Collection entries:

────────

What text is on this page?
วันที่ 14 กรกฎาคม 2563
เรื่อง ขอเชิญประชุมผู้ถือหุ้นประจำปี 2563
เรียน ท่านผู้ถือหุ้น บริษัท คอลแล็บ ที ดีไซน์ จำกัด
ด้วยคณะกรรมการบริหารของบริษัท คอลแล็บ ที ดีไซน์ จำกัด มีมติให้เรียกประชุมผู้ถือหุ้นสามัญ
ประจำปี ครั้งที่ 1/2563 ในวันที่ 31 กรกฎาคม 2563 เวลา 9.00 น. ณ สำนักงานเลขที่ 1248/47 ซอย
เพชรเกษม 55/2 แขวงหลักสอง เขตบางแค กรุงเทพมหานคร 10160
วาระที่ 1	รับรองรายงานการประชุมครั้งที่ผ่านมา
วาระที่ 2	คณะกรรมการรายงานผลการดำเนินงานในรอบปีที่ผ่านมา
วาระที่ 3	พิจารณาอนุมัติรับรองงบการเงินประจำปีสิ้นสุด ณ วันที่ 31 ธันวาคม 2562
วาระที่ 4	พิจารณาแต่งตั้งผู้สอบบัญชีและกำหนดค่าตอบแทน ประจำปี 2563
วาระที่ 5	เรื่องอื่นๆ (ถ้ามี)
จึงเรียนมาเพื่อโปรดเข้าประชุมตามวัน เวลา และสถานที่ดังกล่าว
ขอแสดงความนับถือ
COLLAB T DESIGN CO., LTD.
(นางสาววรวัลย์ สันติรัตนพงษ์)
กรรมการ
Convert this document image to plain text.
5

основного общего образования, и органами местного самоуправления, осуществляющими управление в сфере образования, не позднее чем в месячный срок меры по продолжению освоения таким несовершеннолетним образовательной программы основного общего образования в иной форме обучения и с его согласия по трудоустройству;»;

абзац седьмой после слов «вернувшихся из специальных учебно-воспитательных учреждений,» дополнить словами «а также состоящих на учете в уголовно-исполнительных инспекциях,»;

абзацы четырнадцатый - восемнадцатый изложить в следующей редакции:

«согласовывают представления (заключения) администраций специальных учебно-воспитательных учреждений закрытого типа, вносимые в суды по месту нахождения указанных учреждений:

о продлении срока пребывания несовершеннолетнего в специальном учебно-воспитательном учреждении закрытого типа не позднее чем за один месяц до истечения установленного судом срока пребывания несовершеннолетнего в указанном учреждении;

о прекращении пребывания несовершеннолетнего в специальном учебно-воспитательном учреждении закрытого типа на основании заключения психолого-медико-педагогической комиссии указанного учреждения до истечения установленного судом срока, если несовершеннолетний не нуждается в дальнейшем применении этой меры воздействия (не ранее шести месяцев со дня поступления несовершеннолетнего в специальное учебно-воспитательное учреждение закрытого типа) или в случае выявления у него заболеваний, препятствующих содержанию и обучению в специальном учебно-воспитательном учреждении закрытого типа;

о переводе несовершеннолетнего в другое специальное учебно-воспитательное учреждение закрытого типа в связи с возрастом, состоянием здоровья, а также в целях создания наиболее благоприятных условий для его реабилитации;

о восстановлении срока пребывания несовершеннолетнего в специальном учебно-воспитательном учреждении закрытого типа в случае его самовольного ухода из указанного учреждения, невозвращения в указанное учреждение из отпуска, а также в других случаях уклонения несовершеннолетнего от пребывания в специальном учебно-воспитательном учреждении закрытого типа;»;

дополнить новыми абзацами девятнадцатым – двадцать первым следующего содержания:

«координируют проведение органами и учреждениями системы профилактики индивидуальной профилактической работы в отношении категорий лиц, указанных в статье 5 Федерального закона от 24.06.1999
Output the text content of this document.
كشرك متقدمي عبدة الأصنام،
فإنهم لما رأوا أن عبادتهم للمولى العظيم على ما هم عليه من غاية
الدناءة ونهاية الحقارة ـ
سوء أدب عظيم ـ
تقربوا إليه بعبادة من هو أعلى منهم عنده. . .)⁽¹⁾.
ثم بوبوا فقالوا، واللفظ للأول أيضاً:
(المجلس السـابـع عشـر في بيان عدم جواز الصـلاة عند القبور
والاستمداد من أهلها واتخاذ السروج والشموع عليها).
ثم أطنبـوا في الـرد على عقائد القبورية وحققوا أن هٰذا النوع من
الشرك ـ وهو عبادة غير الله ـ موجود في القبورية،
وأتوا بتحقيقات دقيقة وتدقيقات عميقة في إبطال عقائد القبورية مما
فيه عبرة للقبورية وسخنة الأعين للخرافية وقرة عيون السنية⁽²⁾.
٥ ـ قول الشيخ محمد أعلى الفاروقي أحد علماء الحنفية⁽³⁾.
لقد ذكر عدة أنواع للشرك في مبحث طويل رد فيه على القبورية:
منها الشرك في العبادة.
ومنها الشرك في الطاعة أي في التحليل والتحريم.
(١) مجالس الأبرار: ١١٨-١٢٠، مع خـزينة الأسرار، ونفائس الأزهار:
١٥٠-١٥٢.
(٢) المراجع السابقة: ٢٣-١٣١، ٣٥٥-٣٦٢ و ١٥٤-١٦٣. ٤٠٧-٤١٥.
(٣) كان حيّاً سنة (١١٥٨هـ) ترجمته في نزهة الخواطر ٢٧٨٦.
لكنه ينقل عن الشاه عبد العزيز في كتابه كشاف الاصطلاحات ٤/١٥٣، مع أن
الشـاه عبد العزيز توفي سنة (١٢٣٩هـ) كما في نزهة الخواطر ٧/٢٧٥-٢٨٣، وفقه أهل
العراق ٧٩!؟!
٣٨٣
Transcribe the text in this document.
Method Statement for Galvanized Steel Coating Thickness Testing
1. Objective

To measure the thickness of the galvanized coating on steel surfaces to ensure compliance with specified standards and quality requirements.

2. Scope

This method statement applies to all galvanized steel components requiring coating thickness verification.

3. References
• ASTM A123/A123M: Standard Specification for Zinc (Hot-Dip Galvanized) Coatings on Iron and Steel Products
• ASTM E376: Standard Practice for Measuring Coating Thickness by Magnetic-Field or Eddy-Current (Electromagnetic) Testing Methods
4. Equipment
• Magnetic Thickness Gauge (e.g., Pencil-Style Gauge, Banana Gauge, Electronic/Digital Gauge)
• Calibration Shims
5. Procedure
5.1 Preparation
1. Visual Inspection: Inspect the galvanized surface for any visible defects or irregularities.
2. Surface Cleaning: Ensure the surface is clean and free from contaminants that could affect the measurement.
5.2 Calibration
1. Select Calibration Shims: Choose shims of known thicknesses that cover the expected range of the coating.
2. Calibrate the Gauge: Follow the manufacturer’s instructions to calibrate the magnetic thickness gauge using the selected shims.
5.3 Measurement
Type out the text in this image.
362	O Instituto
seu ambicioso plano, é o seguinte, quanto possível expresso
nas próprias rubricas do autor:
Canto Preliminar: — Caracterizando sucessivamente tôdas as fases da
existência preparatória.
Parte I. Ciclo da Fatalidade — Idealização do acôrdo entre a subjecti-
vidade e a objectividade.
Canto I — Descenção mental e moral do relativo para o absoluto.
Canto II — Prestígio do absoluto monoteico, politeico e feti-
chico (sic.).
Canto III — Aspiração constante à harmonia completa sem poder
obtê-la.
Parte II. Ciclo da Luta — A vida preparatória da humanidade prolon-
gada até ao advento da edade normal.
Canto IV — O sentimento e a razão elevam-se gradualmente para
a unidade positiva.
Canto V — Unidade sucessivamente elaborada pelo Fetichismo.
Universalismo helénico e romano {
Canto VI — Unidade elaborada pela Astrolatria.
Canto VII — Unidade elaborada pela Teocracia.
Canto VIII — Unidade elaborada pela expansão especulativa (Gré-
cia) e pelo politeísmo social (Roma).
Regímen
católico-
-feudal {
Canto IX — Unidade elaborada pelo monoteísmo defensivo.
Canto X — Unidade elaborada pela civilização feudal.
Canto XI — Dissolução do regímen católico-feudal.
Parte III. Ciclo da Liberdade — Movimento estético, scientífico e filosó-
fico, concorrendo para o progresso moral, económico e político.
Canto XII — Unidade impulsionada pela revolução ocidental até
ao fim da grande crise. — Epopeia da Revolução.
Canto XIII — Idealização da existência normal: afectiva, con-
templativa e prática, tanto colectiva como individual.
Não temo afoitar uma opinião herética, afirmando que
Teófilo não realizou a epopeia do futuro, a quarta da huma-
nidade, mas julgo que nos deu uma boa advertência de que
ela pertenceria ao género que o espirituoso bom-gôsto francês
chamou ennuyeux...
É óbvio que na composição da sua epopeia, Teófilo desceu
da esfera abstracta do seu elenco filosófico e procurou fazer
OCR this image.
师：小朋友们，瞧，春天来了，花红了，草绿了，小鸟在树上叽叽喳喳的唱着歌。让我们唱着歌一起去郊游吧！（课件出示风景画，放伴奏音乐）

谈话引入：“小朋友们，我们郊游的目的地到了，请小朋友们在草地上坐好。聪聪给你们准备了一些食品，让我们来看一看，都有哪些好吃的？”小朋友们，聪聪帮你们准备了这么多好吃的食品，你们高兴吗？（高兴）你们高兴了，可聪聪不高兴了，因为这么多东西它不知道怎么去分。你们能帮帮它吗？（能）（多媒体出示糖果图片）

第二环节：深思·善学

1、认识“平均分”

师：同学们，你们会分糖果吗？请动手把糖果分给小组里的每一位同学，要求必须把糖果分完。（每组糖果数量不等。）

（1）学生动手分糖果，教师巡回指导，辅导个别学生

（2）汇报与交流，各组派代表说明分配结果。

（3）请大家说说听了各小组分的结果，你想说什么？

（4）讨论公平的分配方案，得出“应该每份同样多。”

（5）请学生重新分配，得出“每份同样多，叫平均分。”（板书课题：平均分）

────────

▸ Prompt: Report all lines of the data above that include the string "Testing".

▸ The answer:
Method Statement for Galvanized Steel Coating Thickness Testing
• ASTM E376: Standard Practice for Measuring Coating Thickness by Magnetic-Field or Eddy-Current (Electromagnetic) Testing Methods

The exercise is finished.